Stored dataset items
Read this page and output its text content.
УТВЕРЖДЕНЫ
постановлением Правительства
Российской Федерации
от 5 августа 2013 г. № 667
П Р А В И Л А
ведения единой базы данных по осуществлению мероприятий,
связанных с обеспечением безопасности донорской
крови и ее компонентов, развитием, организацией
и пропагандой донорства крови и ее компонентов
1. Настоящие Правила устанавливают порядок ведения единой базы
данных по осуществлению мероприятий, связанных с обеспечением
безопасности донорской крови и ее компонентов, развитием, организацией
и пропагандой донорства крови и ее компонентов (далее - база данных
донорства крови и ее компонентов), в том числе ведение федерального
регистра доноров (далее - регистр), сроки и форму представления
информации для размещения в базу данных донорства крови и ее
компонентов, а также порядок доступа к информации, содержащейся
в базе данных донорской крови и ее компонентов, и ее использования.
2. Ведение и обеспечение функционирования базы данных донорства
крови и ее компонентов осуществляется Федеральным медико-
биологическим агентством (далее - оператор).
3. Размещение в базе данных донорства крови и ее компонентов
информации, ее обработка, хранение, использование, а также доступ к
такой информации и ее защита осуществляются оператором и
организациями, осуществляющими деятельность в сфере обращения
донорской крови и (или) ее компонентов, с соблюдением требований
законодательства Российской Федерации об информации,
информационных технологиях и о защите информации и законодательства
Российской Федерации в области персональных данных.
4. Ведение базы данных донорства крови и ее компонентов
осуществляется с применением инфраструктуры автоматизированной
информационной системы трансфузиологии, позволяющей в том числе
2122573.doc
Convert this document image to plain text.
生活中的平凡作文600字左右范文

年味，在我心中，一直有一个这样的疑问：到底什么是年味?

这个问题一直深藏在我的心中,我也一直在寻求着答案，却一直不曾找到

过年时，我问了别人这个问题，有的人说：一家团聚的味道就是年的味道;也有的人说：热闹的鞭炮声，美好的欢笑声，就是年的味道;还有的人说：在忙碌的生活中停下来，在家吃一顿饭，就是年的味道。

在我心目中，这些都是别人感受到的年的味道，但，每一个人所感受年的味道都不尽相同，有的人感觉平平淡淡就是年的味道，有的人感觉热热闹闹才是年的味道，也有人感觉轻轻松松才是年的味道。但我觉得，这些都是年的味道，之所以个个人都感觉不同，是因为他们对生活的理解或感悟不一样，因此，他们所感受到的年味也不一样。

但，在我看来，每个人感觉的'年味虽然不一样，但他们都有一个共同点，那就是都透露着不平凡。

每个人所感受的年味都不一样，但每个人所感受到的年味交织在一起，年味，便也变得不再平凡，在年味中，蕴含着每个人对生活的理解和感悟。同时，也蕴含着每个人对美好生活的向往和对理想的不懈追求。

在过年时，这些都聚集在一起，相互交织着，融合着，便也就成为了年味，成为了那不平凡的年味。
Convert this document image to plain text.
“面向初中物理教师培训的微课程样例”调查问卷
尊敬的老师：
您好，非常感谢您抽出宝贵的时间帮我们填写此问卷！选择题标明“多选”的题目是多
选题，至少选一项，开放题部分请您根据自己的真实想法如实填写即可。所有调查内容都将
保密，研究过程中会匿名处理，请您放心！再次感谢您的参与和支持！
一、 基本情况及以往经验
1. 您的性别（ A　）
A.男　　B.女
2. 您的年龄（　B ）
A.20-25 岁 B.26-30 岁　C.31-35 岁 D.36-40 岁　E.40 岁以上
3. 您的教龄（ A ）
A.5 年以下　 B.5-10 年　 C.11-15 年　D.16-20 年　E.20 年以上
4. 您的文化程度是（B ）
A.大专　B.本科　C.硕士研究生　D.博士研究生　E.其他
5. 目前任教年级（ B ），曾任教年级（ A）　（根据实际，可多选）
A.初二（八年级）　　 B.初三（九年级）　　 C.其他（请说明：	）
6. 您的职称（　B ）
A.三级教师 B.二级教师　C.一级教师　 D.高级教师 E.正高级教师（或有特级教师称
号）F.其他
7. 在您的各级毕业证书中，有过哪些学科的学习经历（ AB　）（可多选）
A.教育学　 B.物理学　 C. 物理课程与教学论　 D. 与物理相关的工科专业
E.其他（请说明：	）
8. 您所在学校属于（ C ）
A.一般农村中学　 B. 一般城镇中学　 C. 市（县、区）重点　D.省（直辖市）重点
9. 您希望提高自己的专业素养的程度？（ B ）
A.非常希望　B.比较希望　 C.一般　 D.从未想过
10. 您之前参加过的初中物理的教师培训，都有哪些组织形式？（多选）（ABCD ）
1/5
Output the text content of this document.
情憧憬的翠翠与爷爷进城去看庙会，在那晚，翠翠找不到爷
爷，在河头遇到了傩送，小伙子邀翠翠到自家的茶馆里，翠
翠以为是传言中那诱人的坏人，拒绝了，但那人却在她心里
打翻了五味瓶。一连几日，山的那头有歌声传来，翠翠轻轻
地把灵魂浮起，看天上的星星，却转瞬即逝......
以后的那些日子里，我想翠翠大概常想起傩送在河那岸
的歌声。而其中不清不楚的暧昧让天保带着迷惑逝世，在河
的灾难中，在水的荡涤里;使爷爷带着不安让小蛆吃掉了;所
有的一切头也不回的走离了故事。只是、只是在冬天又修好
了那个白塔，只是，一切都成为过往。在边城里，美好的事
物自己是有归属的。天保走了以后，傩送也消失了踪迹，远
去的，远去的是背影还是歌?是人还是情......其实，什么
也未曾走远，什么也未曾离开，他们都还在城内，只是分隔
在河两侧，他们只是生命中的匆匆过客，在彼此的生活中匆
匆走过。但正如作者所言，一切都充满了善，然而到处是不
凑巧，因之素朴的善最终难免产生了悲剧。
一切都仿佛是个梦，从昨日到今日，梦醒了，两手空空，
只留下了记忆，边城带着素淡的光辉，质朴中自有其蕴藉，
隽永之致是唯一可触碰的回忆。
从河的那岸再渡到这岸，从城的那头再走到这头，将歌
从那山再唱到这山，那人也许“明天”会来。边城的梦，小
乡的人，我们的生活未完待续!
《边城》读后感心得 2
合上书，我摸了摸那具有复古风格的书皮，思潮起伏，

_What is required_
Reproduce the full listing word for word.

_Correct response_
Read this page and output its text content.
УТВЕРЖДЕНЫ
постановлением Правительства
Российской Федерации
от 5 августа 2013 г. № 667
П Р А В И Л А
ведения единой базы данных по осуществлению мероприятий,
связанных с обеспечением безопасности донорской
крови и ее компонентов, развитием, организацией
и пропагандой донорства крови и ее компонентов
1. Настоящие Правила устанавливают порядок ведения единой базы
данных по осуществлению мероприятий, связанных с обеспечением
безопасности донорской крови и ее компонентов, развитием, организацией
и пропагандой донорства крови и ее компонентов (далее - база данных
донорства крови и ее компонентов), в том числе ведение федерального
регистра доноров (далее - регистр), сроки и форму представления
информации для размещения в базу данных донорства крови и ее
компонентов, а также порядок доступа к информации, содержащейся
в базе данных донорской крови и ее компонентов, и ее использования.
2. Ведение и обеспечение функционирования базы данных донорства
крови и ее компонентов осуществляется Федеральным медико-
биологическим агентством (далее - оператор).
3. Размещение в базе данных донорства крови и ее компонентов
информации, ее обработка, хранение, использование, а также доступ к
такой информации и ее защита осуществляются оператором и
организациями, осуществляющими деятельность в сфере обращения
донорской крови и (или) ее компонентов, с соблюдением требований
законодательства Российской Федерации об информации,
информационных технологиях и о защите информации и законодательства
Российской Федерации в области персональных данных.
4. Ведение базы данных донорства крови и ее компонентов
осуществляется с применением инфраструктуры автоматизированной
информационной системы трансфузиологии, позволяющей в том числе
2122573.doc
Convert this document image to plain text.
生活中的平凡作文600字左右范文

年味，在我心中，一直有一个这样的疑问：到底什么是年味?

这个问题一直深藏在我的心中,我也一直在寻求着答案，却一直不曾找到

过年时，我问了别人这个问题，有的人说：一家团聚的味道就是年的味道;也有的人说：热闹的鞭炮声，美好的欢笑声，就是年的味道;还有的人说：在忙碌的生活中停下来，在家吃一顿饭，就是年的味道。

在我心目中，这些都是别人感受到的年的味道，但，每一个人所感受年的味道都不尽相同，有的人感觉平平淡淡就是年的味道，有的人感觉热热闹闹才是年的味道，也有人感觉轻轻松松才是年的味道。但我觉得，这些都是年的味道，之所以个个人都感觉不同，是因为他们对生活的理解或感悟不一样，因此，他们所感受到的年味也不一样。

但，在我看来，每个人感觉的'年味虽然不一样，但他们都有一个共同点，那就是都透露着不平凡。

每个人所感受的年味都不一样，但每个人所感受到的年味交织在一起，年味，便也变得不再平凡，在年味中，蕴含着每个人对生活的理解和感悟。同时，也蕴含着每个人对美好生活的向往和对理想的不懈追求。

在过年时，这些都聚集在一起，相互交织着，融合着，便也就成为了年味，成为了那不平凡的年味。
Convert this document image to plain text.
“面向初中物理教师培训的微课程样例”调查问卷
尊敬的老师：
您好，非常感谢您抽出宝贵的时间帮我们填写此问卷！选择题标明“多选”的题目是多
选题，至少选一项，开放题部分请您根据自己的真实想法如实填写即可。所有调查内容都将
保密，研究过程中会匿名处理，请您放心！再次感谢您的参与和支持！
一、 基本情况及以往经验
1. 您的性别（ A　）
A.男　　B.女
2. 您的年龄（　B ）
A.20-25 岁 B.26-30 岁　C.31-35 岁 D.36-40 岁　E.40 岁以上
3. 您的教龄（ A ）
A.5 年以下　 B.5-10 年　 C.11-15 年　D.16-20 年　E.20 年以上
4. 您的文化程度是（B ）
A.大专　B.本科　C.硕士研究生　D.博士研究生　E.其他
5. 目前任教年级（ B ），曾任教年级（ A）　（根据实际，可多选）
A.初二（八年级）　　 B.初三（九年级）　　 C.其他（请说明：	）
6. 您的职称（　B ）
A.三级教师 B.二级教师　C.一级教师　 D.高级教师 E.正高级教师（或有特级教师称
号）F.其他
7. 在您的各级毕业证书中，有过哪些学科的学习经历（ AB　）（可多选）
A.教育学　 B.物理学　 C. 物理课程与教学论　 D. 与物理相关的工科专业
E.其他（请说明：	）
8. 您所在学校属于（ C ）
A.一般农村中学　 B. 一般城镇中学　 C. 市（县、区）重点　D.省（直辖市）重点
9. 您希望提高自己的专业素养的程度？（ B ）
A.非常希望　B.比较希望　 C.一般　 D.从未想过
10. 您之前参加过的初中物理的教师培训，都有哪些组织形式？（多选）（ABCD ）
1/5
Output the text content of this document.
情憧憬的翠翠与爷爷进城去看庙会，在那晚，翠翠找不到爷
爷，在河头遇到了傩送，小伙子邀翠翠到自家的茶馆里，翠
翠以为是传言中那诱人的坏人，拒绝了，但那人却在她心里
打翻了五味瓶。一连几日，山的那头有歌声传来，翠翠轻轻
地把灵魂浮起，看天上的星星，却转瞬即逝......
以后的那些日子里，我想翠翠大概常想起傩送在河那岸
的歌声。而其中不清不楚的暧昧让天保带着迷惑逝世，在河
的灾难中，在水的荡涤里;使爷爷带着不安让小蛆吃掉了;所
有的一切头也不回的走离了故事。只是、只是在冬天又修好
了那个白塔，只是，一切都成为过往。在边城里，美好的事
物自己是有归属的。天保走了以后，傩送也消失了踪迹，远
去的，远去的是背影还是歌?是人还是情......其实，什么
也未曾走远，什么也未曾离开，他们都还在城内，只是分隔
在河两侧，他们只是生命中的匆匆过客，在彼此的生活中匆
匆走过。但正如作者所言，一切都充满了善，然而到处是不
凑巧，因之素朴的善最终难免产生了悲剧。
一切都仿佛是个梦，从昨日到今日，梦醒了，两手空空，
只留下了记忆，边城带着素淡的光辉，质朴中自有其蕴藉，
隽永之致是唯一可触碰的回忆。
从河的那岸再渡到这岸，从城的那头再走到这头，将歌
从那山再唱到这山，那人也许“明天”会来。边城的梦，小
乡的人，我们的生活未完待续!
《边城》读后感心得 2
合上书，我摸了摸那具有复古风格的书皮，思潮起伏，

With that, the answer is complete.